** PROBLEM DESCRIPTION **
Word for word, retype every entry in the listing.

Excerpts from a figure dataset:
--- begin ---
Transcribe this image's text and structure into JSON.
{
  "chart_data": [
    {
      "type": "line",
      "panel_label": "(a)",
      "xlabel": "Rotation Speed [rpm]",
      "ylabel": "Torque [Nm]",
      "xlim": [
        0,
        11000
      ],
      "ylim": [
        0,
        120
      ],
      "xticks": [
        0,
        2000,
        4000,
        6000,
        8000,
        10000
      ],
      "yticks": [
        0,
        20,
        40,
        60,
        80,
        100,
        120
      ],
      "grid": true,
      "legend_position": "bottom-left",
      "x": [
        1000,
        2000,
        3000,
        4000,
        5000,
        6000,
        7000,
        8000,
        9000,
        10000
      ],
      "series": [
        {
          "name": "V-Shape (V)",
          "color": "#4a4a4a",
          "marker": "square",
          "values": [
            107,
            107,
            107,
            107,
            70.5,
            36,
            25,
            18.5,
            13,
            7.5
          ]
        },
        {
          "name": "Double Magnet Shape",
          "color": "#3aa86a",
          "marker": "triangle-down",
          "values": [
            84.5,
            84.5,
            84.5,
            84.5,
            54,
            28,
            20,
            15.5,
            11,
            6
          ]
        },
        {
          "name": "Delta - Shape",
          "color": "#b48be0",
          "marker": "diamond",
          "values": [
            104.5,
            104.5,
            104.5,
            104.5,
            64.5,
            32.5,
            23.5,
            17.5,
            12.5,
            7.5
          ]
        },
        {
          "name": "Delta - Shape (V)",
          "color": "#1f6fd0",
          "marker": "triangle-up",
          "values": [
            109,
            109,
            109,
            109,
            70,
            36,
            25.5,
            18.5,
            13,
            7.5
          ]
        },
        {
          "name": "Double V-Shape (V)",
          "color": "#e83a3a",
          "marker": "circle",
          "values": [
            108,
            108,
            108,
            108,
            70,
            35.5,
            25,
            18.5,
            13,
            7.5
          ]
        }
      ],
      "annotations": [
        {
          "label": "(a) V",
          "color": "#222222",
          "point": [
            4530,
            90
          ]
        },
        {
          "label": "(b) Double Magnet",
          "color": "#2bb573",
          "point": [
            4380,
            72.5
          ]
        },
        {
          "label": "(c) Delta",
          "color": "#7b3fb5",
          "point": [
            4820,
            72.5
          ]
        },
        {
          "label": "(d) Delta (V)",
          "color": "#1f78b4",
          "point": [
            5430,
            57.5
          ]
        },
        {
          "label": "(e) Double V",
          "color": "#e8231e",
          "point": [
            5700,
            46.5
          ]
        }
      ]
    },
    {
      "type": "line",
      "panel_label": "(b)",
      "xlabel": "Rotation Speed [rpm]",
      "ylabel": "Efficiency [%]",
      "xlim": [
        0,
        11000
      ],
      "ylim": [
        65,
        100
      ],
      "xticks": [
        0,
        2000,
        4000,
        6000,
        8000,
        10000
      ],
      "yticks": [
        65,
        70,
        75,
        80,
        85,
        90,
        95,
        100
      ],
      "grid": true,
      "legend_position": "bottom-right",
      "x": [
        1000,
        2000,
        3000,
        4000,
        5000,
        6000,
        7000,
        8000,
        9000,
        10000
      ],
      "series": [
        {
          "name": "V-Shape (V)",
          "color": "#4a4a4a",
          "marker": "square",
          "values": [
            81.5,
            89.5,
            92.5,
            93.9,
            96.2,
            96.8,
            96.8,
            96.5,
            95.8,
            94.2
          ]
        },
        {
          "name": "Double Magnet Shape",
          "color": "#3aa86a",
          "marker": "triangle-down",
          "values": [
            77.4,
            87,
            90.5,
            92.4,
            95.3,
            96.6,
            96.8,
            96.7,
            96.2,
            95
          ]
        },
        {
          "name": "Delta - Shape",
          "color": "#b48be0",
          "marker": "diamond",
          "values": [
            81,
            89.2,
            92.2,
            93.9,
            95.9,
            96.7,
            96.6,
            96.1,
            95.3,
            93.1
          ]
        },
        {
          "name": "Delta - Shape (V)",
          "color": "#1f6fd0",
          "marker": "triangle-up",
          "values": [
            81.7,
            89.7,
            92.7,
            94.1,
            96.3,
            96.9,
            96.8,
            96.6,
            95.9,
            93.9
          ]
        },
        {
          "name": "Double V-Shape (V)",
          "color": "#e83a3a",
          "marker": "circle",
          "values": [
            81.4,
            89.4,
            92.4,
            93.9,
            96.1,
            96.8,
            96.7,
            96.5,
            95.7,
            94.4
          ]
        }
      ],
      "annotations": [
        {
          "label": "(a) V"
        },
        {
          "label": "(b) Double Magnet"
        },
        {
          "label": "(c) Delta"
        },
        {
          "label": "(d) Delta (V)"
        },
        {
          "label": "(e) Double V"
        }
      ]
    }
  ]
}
--- end ---
** THE COMPLETED TASK **
Transcribe this image's text and structure into JSON.
{
  "chart_data": [
    {
      "type": "line",
      "panel_label": "(a)",
      "xlabel": "Rotation Speed [rpm]",
      "ylabel": "Torque [Nm]",
      "xlim": [
        0,
        11000
      ],
      "ylim": [
        0,
        120
      ],
      "xticks": [
        0,
        2000,
        4000,
        6000,
        8000,
        10000
      ],
      "yticks": [
        0,
        20,
        40,
        60,
        80,
        100,
        120
      ],
      "grid": true,
      "legend_position": "bottom-left",
      "x": [
        1000,
        2000,
        3000,
        4000,
        5000,
        6000,
        7000,
        8000,
        9000,
        10000
      ],
      "series": [
        {
          "name": "V-Shape (V)",
          "color": "#4a4a4a",
          "marker": "square",
          "values": [
            107,
            107,
            107,
            107,
            70.5,
            36,
            25,
            18.5,
            13,
            7.5
          ]
        },
        {
          "name": "Double Magnet Shape",
          "color": "#3aa86a",
          "marker": "triangle-down",
          "values": [
            84.5,
            84.5,
            84.5,
            84.5,
            54,
            28,
            20,
            15.5,
            11,
            6
          ]
        },
        {
          "name": "Delta - Shape",
          "color": "#b48be0",
          "marker": "diamond",
          "values": [
            104.5,
            104.5,
            104.5,
            104.5,
            64.5,
            32.5,
            23.5,
            17.5,
            12.5,
            7.5
          ]
        },
        {
          "name": "Delta - Shape (V)",
          "color": "#1f6fd0",
          "marker": "triangle-up",
          "values": [
            109,
            109,
            109,
            109,
            70,
            36,
            25.5,
            18.5,
            13,
            7.5
          ]
        },
        {
          "name": "Double V-Shape (V)",
          "color": "#e83a3a",
          "marker": "circle",
          "values": [
            108,
            108,
            108,
            108,
            70,
            35.5,
            25,
            18.5,
            13,
            7.5
          ]
        }
      ],
      "annotations": [
        {
          "label": "(a) V",
          "color": "#222222",
          "point": [
            4530,
            90
          ]
        },
        {
          "label": "(b) Double Magnet",
          "color": "#2bb573",
          "point": [
            4380,
            72.5
          ]
        },
        {
          "label": "(c) Delta",
          "color": "#7b3fb5",
          "point": [
            4820,
            72.5
          ]
        },
        {
          "label": "(d) Delta (V)",
          "color": "#1f78b4",
          "point": [
            5430,
            57.5
          ]
        },
        {
          "label": "(e) Double V",
          "color": "#e8231e",
          "point": [
            5700,
            46.5
          ]
        }
      ]
    },
    {
      "type": "line",
      "panel_label": "(b)",
      "xlabel": "Rotation Speed [rpm]",
      "ylabel": "Efficiency [%]",
      "xlim": [
        0,
        11000
      ],
      "ylim": [
        65,
        100
      ],
      "xticks": [
        0,
        2000,
        4000,
        6000,
        8000,
        10000
      ],
      "yticks": [
        65,
        70,
        75,
        80,
        85,
        90,
        95,
        100
      ],
      "grid": true,
      "legend_position": "bottom-right",
      "x": [
        1000,
        2000,
        3000,
        4000,
        5000,
        6000,
        7000,
        8000,
        9000,
        10000
      ],
      "series": [
        {
          "name": "V-Shape (V)",
          "color": "#4a4a4a",
          "marker": "square",
          "values": [
            81.5,
            89.5,
            92.5,
            93.9,
            96.2,
            96.8,
            96.8,
            96.5,
            95.8,
            94.2
          ]
        },
        {
          "name": "Double Magnet Shape",
          "color": "#3aa86a",
          "marker": "triangle-down",
          "values": [
            77.4,
            87,
            90.5,
            92.4,
            95.3,
            96.6,
            96.8,
            96.7,
            96.2,
            95
          ]
        },
        {
          "name": "Delta - Shape",
          "color": "#b48be0",
          "marker": "diamond",
          "values": [
            81,
            89.2,
            92.2,
            93.9,
            95.9,
            96.7,
            96.6,
            96.1,
            95.3,
            93.1
          ]
        },
        {
          "name": "Delta - Shape (V)",
          "color": "#1f6fd0",
          "marker": "triangle-up",
          "values": [
            81.7,
            89.7,
            92.7,
            94.1,
            96.3,
            96.9,
            96.8,
            96.6,
            95.9,
            93.9
          ]
        },
        {
          "name": "Double V-Shape (V)",
          "color": "#e83a3a",
          "marker": "circle",
          "values": [
            81.4,
            89.4,
            92.4,
            93.9,
            96.1,
            96.8,
            96.7,
            96.5,
            95.7,
            94.4
          ]
        }
      ],
      "annotations": [
        {
          "label": "(a) V"
        },
        {
          "label": "(b) Double Magnet"
        },
        {
          "label": "(c) Delta"
        },
        {
          "label": "(d) Delta (V)"
        },
        {
          "label": "(e) Double V"
        }
      ]
    }
  ]
}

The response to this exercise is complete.